> [EXERCISE REQUIREMENTS]
All entries below need to be written out exactly, but without their pictures.

· · ·

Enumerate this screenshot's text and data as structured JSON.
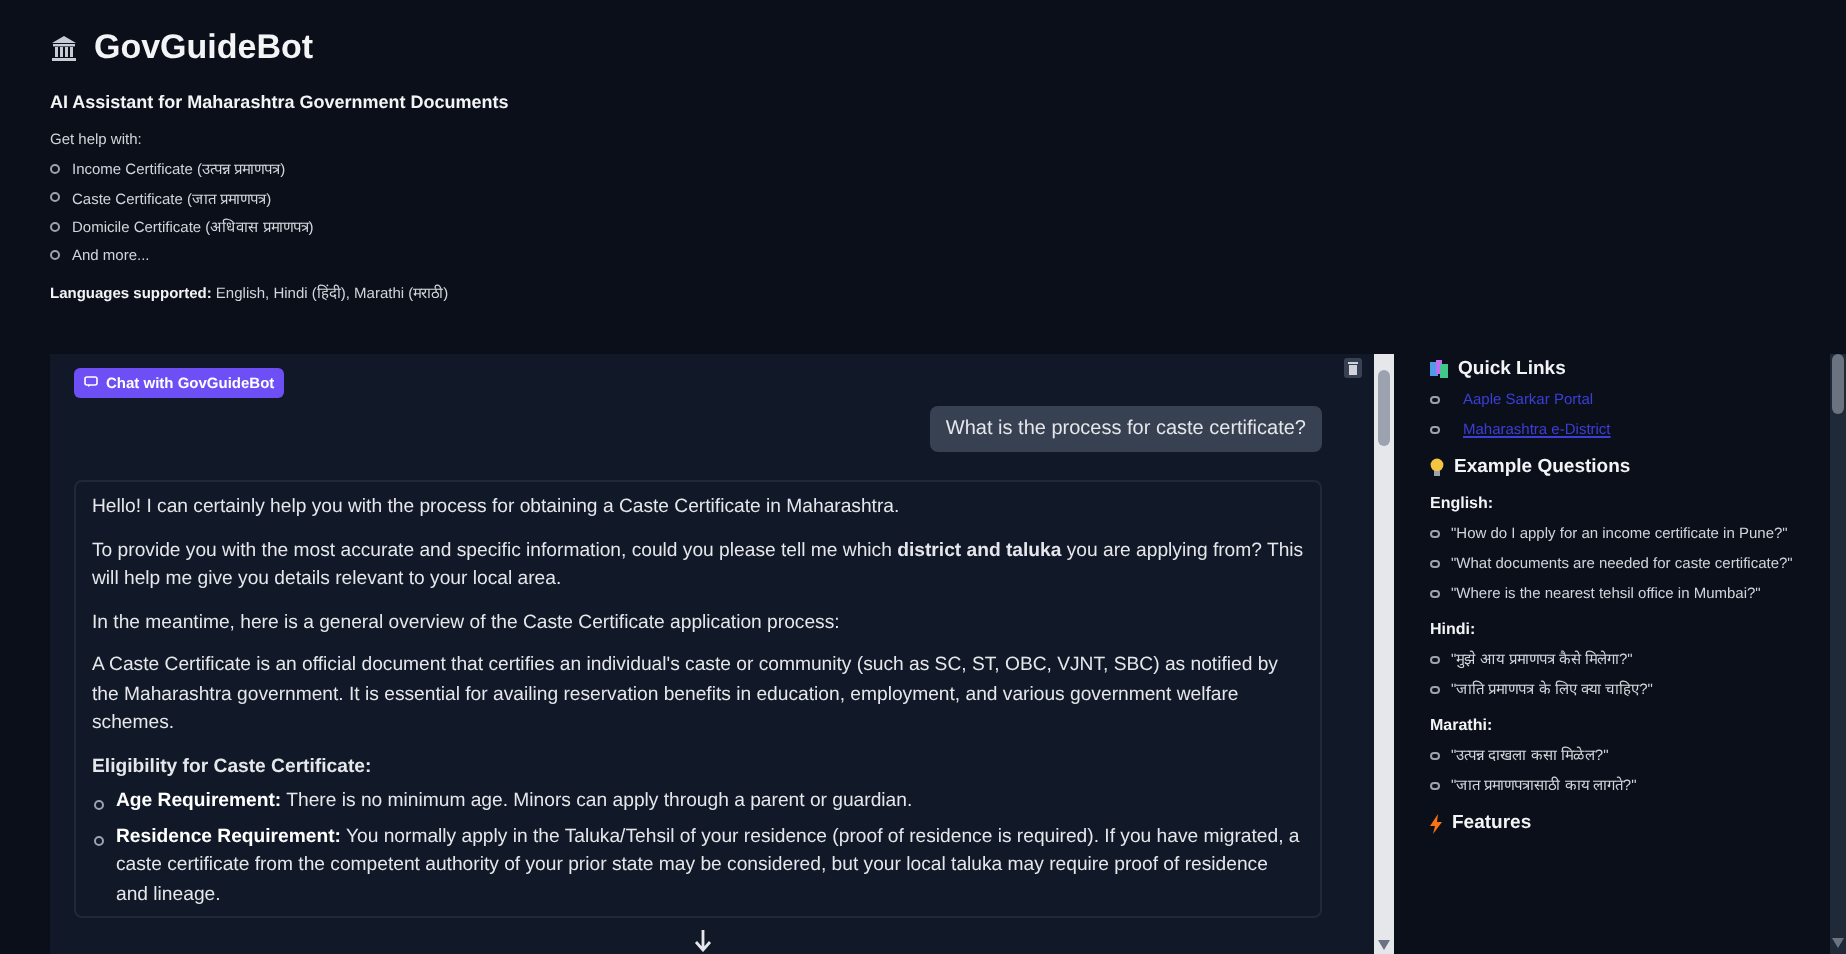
{
  "header": {
    "title": "GovGuideBot",
    "subtitle": "AI Assistant for Maharashtra Government Documents",
    "help_intro": "Get help with:",
    "help_items": [
      "Income Certificate (उत्पन्न प्रमाणपत्र)",
      "Caste Certificate (जात प्रमाणपत्र)",
      "Domicile Certificate (अधिवास प्रमाणपत्र)",
      "And more..."
    ],
    "languages": "**Languages supported:** English, Hindi (हिंदी), Marathi (मराठी)"
  },
  "chat": {
    "label": "Chat with GovGuideBot",
    "messages": [
      {
        "kind": "user",
        "text": "What is the process for caste certificate?"
      },
      {
        "kind": "bot",
        "blocks": [
          {
            "kind": "paragraph",
            "text": "Hello! I can certainly help you with the process for obtaining a Caste Certificate in Maharashtra."
          },
          {
            "kind": "paragraph",
            "text": "To provide you with the most accurate and specific information, could you please tell me which **district and taluka** you are applying from? This will help me give you details relevant to your local area."
          },
          {
            "kind": "paragraph",
            "text": "In the meantime, here is a general overview of the Caste Certificate application process:"
          },
          {
            "kind": "paragraph",
            "text": "A Caste Certificate is an official document that certifies an individual's caste or community (such as SC, ST, OBC, VJNT, SBC) as notified by the Maharashtra government. It is essential for availing reservation benefits in education, employment, and various government welfare schemes."
          },
          {
            "kind": "heading",
            "text": "Eligibility for Caste Certificate:"
          },
          {
            "kind": "bullet",
            "text": "**Age Requirement:** There is no minimum age. Minors can apply through a parent or guardian."
          },
          {
            "kind": "bullet",
            "text": "**Residence Requirement:** You normally apply in the Taluka/Tehsil of your residence (proof of residence is required). If you have migrated, a caste certificate from the competent authority of your prior state may be considered, but your local taluka may require proof of residence and lineage."
          }
        ]
      }
    ]
  },
  "sidebar": {
    "quick_links": {
      "title": "Quick Links",
      "links": [
        {
          "label": "Aaple Sarkar Portal",
          "underlined": false
        },
        {
          "label": "Maharashtra e-District",
          "underlined": true
        }
      ]
    },
    "examples": {
      "title": "Example Questions",
      "groups": [
        {
          "language": "English:",
          "questions": [
            "\"How do I apply for an income certificate in Pune?\"",
            "\"What documents are needed for caste certificate?\"",
            "\"Where is the nearest tehsil office in Mumbai?\""
          ]
        },
        {
          "language": "Hindi:",
          "questions": [
            "\"मुझे आय प्रमाणपत्र कैसे मिलेगा?\"",
            "\"जाति प्रमाणपत्र के लिए क्या चाहिए?\""
          ]
        },
        {
          "language": "Marathi:",
          "questions": [
            "\"उत्पन्न दाखला कसा मिळेल?\"",
            "\"जात प्रमाणपत्रासाठी काय लागते?\""
          ]
        }
      ]
    },
    "features": {
      "title": "Features"
    }
  }
}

· · ·

> [SOLUTION BELOW]
Enumerate this screenshot's text and data as structured JSON.
{
  "header": {
    "title": "GovGuideBot",
    "subtitle": "AI Assistant for Maharashtra Government Documents",
    "help_intro": "Get help with:",
    "help_items": [
      "Income Certificate (उत्पन्न प्रमाणपत्र)",
      "Caste Certificate (जात प्रमाणपत्र)",
      "Domicile Certificate (अधिवास प्रमाणपत्र)",
      "And more..."
    ],
    "languages": "**Languages supported:** English, Hindi (हिंदी), Marathi (मराठी)"
  },
  "chat": {
    "label": "Chat with GovGuideBot",
    "messages": [
      {
        "kind": "user",
        "text": "What is the process for caste certificate?"
      },
      {
        "kind": "bot",
        "blocks": [
          {
            "kind": "paragraph",
            "text": "Hello! I can certainly help you with the process for obtaining a Caste Certificate in Maharashtra."
          },
          {
            "kind": "paragraph",
            "text": "To provide you with the most accurate and specific information, could you please tell me which **district and taluka** you are applying from? This will help me give you details relevant to your local area."
          },
          {
            "kind": "paragraph",
            "text": "In the meantime, here is a general overview of the Caste Certificate application process:"
          },
          {
            "kind": "paragraph",
            "text": "A Caste Certificate is an official document that certifies an individual's caste or community (such as SC, ST, OBC, VJNT, SBC) as notified by the Maharashtra government. It is essential for availing reservation benefits in education, employment, and various government welfare schemes."
          },
          {
            "kind": "heading",
            "text": "Eligibility for Caste Certificate:"
          },
          {
            "kind": "bullet",
            "text": "**Age Requirement:** There is no minimum age. Minors can apply through a parent or guardian."
          },
          {
            "kind": "bullet",
            "text": "**Residence Requirement:** You normally apply in the Taluka/Tehsil of your residence (proof of residence is required). If you have migrated, a caste certificate from the competent authority of your prior state may be considered, but your local taluka may require proof of residence and lineage."
          }
        ]
      }
    ]
  },
  "sidebar": {
    "quick_links": {
      "title": "Quick Links",
      "links": [
        {
          "label": "Aaple Sarkar Portal",
          "underlined": false
        },
        {
          "label": "Maharashtra e-District",
          "underlined": true
        }
      ]
    },
    "examples": {
      "title": "Example Questions",
      "groups": [
        {
          "language": "English:",
          "questions": [
            "\"How do I apply for an income certificate in Pune?\"",
            "\"What documents are needed for caste certificate?\"",
            "\"Where is the nearest tehsil office in Mumbai?\""
          ]
        },
        {
          "language": "Hindi:",
          "questions": [
            "\"मुझे आय प्रमाणपत्र कैसे मिलेगा?\"",
            "\"जाति प्रमाणपत्र के लिए क्या चाहिए?\""
          ]
        },
        {
          "language": "Marathi:",
          "questions": [
            "\"उत्पन्न दाखला कसा मिळेल?\"",
            "\"जात प्रमाणपत्रासाठी काय लागते?\""
          ]
        }
      ]
    },
    "features": {
      "title": "Features"
    }
  }
}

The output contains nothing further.